## AIM
Send each entry back exactly as given, pictures excluded.

## SUPPLIED DATA
-------
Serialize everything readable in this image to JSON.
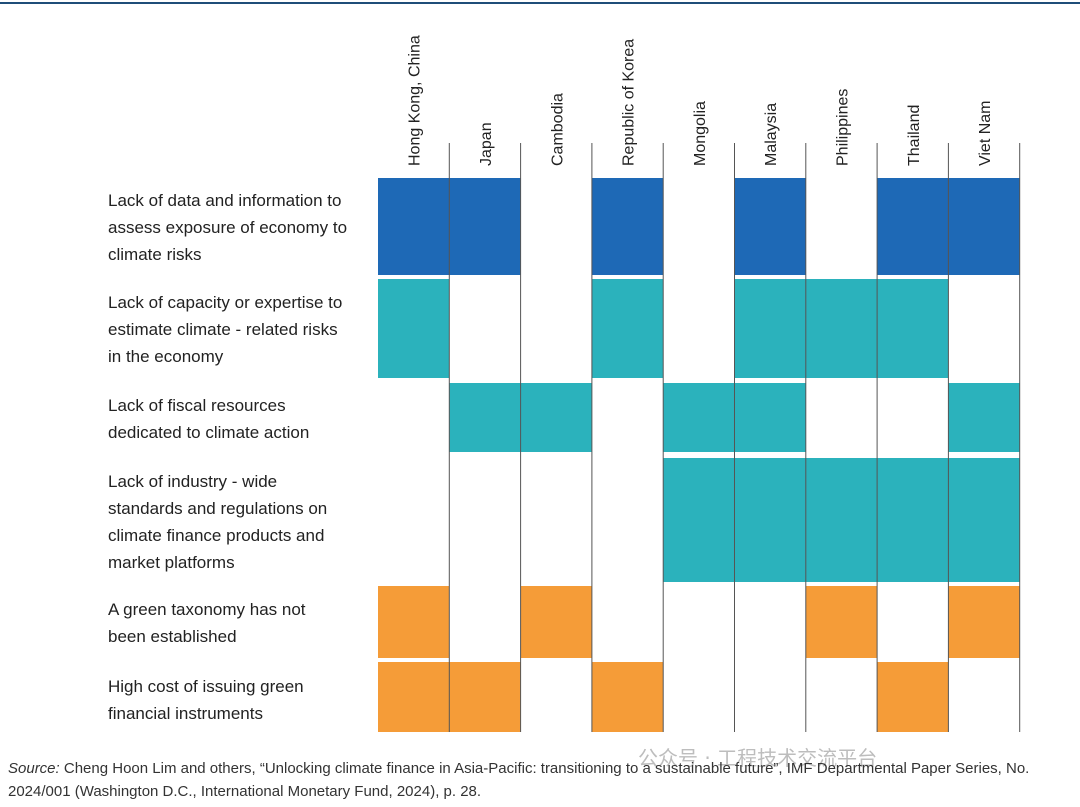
{
  "chart_data": {
    "type": "table",
    "title": "",
    "columns": [
      "Hong Kong, China",
      "Japan",
      "Cambodia",
      "Republic of Korea",
      "Mongolia",
      "Malaysia",
      "Philippines",
      "Thailand",
      "Viet Nam"
    ],
    "rows": [
      {
        "label_lines": [
          "Lack of data and information to",
          "assess exposure of economy to",
          "climate risks"
        ],
        "category": "data",
        "values": [
          1,
          1,
          0,
          1,
          0,
          1,
          0,
          1,
          1
        ]
      },
      {
        "label_lines": [
          "Lack of capacity or expertise to",
          "estimate climate - related risks",
          "in the economy"
        ],
        "category": "capacity",
        "values": [
          1,
          0,
          0,
          1,
          0,
          1,
          1,
          1,
          0
        ]
      },
      {
        "label_lines": [
          "Lack of fiscal resources",
          "dedicated to climate action"
        ],
        "category": "capacity",
        "values": [
          0,
          1,
          1,
          0,
          1,
          1,
          0,
          0,
          1
        ]
      },
      {
        "label_lines": [
          "Lack of industry - wide",
          "standards and regulations on",
          "climate finance products and",
          "market platforms"
        ],
        "category": "capacity",
        "values": [
          0,
          0,
          0,
          0,
          1,
          1,
          1,
          1,
          1
        ]
      },
      {
        "label_lines": [
          "A green taxonomy has not",
          "been established"
        ],
        "category": "market",
        "values": [
          1,
          0,
          1,
          0,
          0,
          0,
          1,
          0,
          1
        ]
      },
      {
        "label_lines": [
          "High cost of issuing green",
          "financial instruments"
        ],
        "category": "market",
        "values": [
          1,
          1,
          0,
          1,
          0,
          0,
          0,
          1,
          0
        ]
      }
    ],
    "colors": {
      "data": "#1e69b6",
      "capacity": "#2bb2bc",
      "market": "#f59c38",
      "gridline": "#555555",
      "topline": "#1f4e79"
    }
  },
  "source": {
    "prefix": "Source:",
    "text": " Cheng Hoon Lim and others, “Unlocking climate finance in Asia-Pacific: transitioning to a sustainable future”, IMF Departmental Paper Series, No. 2024/001 (Washington D.C., International Monetary Fund, 2024), p. 28."
  },
  "watermark": "公众号 · 工程技术交流平台"
}
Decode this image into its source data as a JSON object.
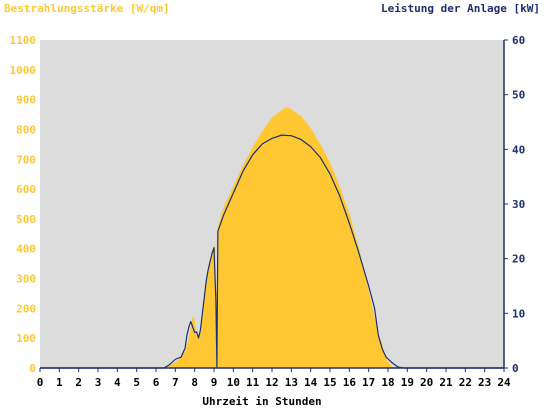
-------
## TASK RESPONSE
Serialize everything readable in this image to JSON.
{
  "chart_data": {
    "type": "table",
    "title": "",
    "columns": [
      "Hong Kong, China",
      "Japan",
      "Cambodia",
      "Republic of Korea",
      "Mongolia",
      "Malaysia",
      "Philippines",
      "Thailand",
      "Viet Nam"
    ],
    "rows": [
      {
        "label_lines": [
          "Lack of data and information to",
          "assess exposure of economy to",
          "climate risks"
        ],
        "category": "data",
        "values": [
          1,
          1,
          0,
          1,
          0,
          1,
          0,
          1,
          1
        ]
      },
      {
        "label_lines": [
          "Lack of capacity or expertise to",
          "estimate climate - related risks",
          "in the economy"
        ],
        "category": "capacity",
        "values": [
          1,
          0,
          0,
          1,
          0,
          1,
          1,
          1,
          0
        ]
      },
      {
        "label_lines": [
          "Lack of fiscal resources",
          "dedicated to climate action"
        ],
        "category": "capacity",
        "values": [
          0,
          1,
          1,
          0,
          1,
          1,
          0,
          0,
          1
        ]
      },
      {
        "label_lines": [
          "Lack of industry - wide",
          "standards and regulations on",
          "climate finance products and",
          "market platforms"
        ],
        "category": "capacity",
        "values": [
          0,
          0,
          0,
          0,
          1,
          1,
          1,
          1,
          1
        ]
      },
      {
        "label_lines": [
          "A green taxonomy has not",
          "been established"
        ],
        "category": "market",
        "values": [
          1,
          0,
          1,
          0,
          0,
          0,
          1,
          0,
          1
        ]
      },
      {
        "label_lines": [
          "High cost of issuing green",
          "financial instruments"
        ],
        "category": "market",
        "values": [
          1,
          1,
          0,
          1,
          0,
          0,
          0,
          1,
          0
        ]
      }
    ],
    "colors": {
      "data": "#1e69b6",
      "capacity": "#2bb2bc",
      "market": "#f59c38",
      "gridline": "#555555",
      "topline": "#1f4e79"
    }
  },
  "source": {
    "prefix": "Source:",
    "text": " Cheng Hoon Lim and others, “Unlocking climate finance in Asia-Pacific: transitioning to a sustainable future”, IMF Departmental Paper Series, No. 2024/001 (Washington D.C., International Monetary Fund, 2024), p. 28."
  },
  "watermark": "公众号 · 工程技术交流平台"
}
Decode this image into its source data as a JSON object.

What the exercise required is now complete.